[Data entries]

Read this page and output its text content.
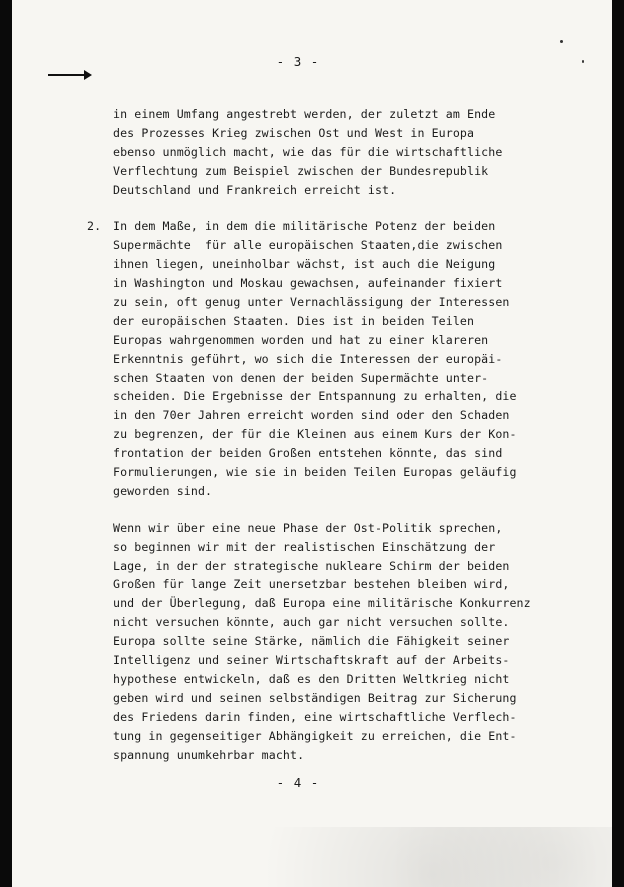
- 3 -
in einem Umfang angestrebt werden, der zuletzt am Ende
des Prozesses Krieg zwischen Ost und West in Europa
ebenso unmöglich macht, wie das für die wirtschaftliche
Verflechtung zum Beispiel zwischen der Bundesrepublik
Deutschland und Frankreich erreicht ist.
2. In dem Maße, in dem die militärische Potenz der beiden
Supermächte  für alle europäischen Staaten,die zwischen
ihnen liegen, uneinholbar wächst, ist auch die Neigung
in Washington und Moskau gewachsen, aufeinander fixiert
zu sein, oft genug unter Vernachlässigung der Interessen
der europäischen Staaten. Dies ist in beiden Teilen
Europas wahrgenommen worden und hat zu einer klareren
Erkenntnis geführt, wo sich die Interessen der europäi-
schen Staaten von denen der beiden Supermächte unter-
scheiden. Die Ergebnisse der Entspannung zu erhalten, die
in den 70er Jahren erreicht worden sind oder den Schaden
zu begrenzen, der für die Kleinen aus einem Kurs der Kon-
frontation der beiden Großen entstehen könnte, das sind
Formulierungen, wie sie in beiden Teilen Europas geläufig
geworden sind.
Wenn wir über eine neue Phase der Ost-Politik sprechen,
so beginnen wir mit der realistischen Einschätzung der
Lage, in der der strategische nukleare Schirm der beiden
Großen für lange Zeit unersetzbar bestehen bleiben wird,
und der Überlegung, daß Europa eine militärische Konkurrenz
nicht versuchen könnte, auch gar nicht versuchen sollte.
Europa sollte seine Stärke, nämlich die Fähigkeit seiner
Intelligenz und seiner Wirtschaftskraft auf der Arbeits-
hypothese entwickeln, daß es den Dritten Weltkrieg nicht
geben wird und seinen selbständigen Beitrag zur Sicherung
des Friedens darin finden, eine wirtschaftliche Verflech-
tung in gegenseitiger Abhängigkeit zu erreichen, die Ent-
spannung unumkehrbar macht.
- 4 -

→ **The problem**
The response must consist of the entries above exactly as they stand, minus any pictures.

→ **Result below**
Read this page and output its text content.
- 3 -
in einem Umfang angestrebt werden, der zuletzt am Ende
des Prozesses Krieg zwischen Ost und West in Europa
ebenso unmöglich macht, wie das für die wirtschaftliche
Verflechtung zum Beispiel zwischen der Bundesrepublik
Deutschland und Frankreich erreicht ist.
2. In dem Maße, in dem die militärische Potenz der beiden
Supermächte  für alle europäischen Staaten,die zwischen
ihnen liegen, uneinholbar wächst, ist auch die Neigung
in Washington und Moskau gewachsen, aufeinander fixiert
zu sein, oft genug unter Vernachlässigung der Interessen
der europäischen Staaten. Dies ist in beiden Teilen
Europas wahrgenommen worden und hat zu einer klareren
Erkenntnis geführt, wo sich die Interessen der europäi-
schen Staaten von denen der beiden Supermächte unter-
scheiden. Die Ergebnisse der Entspannung zu erhalten, die
in den 70er Jahren erreicht worden sind oder den Schaden
zu begrenzen, der für die Kleinen aus einem Kurs der Kon-
frontation der beiden Großen entstehen könnte, das sind
Formulierungen, wie sie in beiden Teilen Europas geläufig
geworden sind.
Wenn wir über eine neue Phase der Ost-Politik sprechen,
so beginnen wir mit der realistischen Einschätzung der
Lage, in der der strategische nukleare Schirm der beiden
Großen für lange Zeit unersetzbar bestehen bleiben wird,
und der Überlegung, daß Europa eine militärische Konkurrenz
nicht versuchen könnte, auch gar nicht versuchen sollte.
Europa sollte seine Stärke, nämlich die Fähigkeit seiner
Intelligenz und seiner Wirtschaftskraft auf der Arbeits-
hypothese entwickeln, daß es den Dritten Weltkrieg nicht
geben wird und seinen selbständigen Beitrag zur Sicherung
des Friedens darin finden, eine wirtschaftliche Verflech-
tung in gegenseitiger Abhängigkeit zu erreichen, die Ent-
spannung unumkehrbar macht.
- 4 -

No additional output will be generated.